Passage shown:
###

T 0857/98 () of 24.10.2000

European Case Law Identifier: ECLI:EP:BA:2000:T085798.20001024
Date of decision: 24 October 2000
Case number: T 0857/98
Application number: 91305919.2
IPC class: H04N 1/32
Language of proceedings: EN
Distribution: C
Download and more information:
Decision text in EN (PDF, 25 KB)
Documentation of the appeal procedure can be found in the Register
Bibliographic information is available in: EN
Versions: Unpublished
Title of application: Electronic copying/printing machines
Applicant name: XEROX CORPORATION
Opponent name: Océ-Nederland B.V.
Board: 3.5.01
Headnote: -
Relevant legal provisions:
European Patent Convention 1973 Art 52(1)
European Patent Convention 1973 Art 56
European Patent Convention 1973 Art 100(a)
European Patent Convention 1973 Art 102(3)
Keywords: Inventive step - main request (no)
Maintenance in amended form
Catchwords:

-

Cited decisions:
-
Citing decisions:
-

Summary of Facts and Submissions

I. This appeal is by the patentee against the decision of the Opposition Division to maintain patent No. EP-A-465 179 in amended form, based on a fourth auxiliary request. The appellant's main request was that the patent be maintained on the basis of the claims as granted with claim 1 amended to refer to a job interrupt process for a digital, as opposed to an electronic, printer.

###

Exercise description:
List every legal provision that the case law entry above gives under "Relevant legal provisions".

###

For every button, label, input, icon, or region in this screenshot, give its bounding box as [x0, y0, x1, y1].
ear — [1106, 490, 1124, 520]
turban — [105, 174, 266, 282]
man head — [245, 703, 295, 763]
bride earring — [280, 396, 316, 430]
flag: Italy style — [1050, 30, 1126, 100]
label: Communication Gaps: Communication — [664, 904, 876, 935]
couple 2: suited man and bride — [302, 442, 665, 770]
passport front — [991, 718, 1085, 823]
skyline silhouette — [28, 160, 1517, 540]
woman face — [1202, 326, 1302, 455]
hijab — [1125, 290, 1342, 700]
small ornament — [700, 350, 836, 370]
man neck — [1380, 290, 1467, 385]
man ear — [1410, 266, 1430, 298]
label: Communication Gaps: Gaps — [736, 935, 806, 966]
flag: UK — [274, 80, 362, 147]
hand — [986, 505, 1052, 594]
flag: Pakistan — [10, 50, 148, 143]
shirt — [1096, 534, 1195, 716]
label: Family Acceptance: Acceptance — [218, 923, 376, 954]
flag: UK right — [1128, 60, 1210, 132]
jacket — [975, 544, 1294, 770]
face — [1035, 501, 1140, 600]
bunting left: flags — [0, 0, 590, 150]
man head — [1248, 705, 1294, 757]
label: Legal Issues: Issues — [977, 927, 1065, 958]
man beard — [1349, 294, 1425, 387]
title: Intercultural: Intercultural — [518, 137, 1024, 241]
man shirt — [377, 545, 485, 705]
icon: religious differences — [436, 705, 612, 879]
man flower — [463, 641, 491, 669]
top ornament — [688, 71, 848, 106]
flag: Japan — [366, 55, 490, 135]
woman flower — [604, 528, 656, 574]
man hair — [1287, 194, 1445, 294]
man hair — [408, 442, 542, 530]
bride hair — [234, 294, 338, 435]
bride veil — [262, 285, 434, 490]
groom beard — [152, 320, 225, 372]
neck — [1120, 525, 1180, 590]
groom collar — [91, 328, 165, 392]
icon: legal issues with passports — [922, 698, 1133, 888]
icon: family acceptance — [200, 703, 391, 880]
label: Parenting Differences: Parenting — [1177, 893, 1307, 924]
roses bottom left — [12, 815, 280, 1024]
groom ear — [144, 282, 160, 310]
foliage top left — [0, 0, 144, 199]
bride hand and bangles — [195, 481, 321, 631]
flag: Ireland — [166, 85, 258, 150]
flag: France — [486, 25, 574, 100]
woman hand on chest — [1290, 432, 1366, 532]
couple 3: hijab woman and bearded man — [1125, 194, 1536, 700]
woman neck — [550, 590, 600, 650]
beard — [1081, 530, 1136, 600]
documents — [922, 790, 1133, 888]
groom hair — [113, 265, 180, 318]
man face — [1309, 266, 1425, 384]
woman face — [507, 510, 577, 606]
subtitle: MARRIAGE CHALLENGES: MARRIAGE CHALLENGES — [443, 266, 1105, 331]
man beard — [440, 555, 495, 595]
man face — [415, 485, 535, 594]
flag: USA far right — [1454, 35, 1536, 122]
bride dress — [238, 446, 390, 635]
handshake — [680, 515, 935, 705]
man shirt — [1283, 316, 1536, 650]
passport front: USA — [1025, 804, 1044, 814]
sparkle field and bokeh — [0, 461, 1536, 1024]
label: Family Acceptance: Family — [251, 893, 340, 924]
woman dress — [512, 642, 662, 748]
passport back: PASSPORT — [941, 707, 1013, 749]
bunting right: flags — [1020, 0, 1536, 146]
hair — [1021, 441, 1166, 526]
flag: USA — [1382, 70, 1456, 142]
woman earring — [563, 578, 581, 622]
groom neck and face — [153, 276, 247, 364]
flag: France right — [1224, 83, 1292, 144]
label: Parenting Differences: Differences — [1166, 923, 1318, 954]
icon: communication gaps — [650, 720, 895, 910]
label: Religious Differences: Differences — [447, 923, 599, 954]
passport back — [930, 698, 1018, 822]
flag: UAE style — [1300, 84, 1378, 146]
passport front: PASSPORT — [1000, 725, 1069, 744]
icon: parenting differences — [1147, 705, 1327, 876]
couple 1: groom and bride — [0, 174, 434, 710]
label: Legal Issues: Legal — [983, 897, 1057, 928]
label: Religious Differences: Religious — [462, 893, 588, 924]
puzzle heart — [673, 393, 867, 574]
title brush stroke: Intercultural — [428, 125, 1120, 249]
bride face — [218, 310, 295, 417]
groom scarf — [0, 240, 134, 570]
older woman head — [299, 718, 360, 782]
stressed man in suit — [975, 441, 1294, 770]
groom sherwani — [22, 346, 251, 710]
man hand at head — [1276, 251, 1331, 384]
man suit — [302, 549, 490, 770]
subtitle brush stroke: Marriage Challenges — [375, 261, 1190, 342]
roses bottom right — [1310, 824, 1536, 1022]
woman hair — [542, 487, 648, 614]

###

The completed task:
- European Patent Convention 1973 Art 52(1)
- European Patent Convention 1973 Art 56
- European Patent Convention 1973 Art 100(a)
- European Patent Convention 1973 Art 102(3)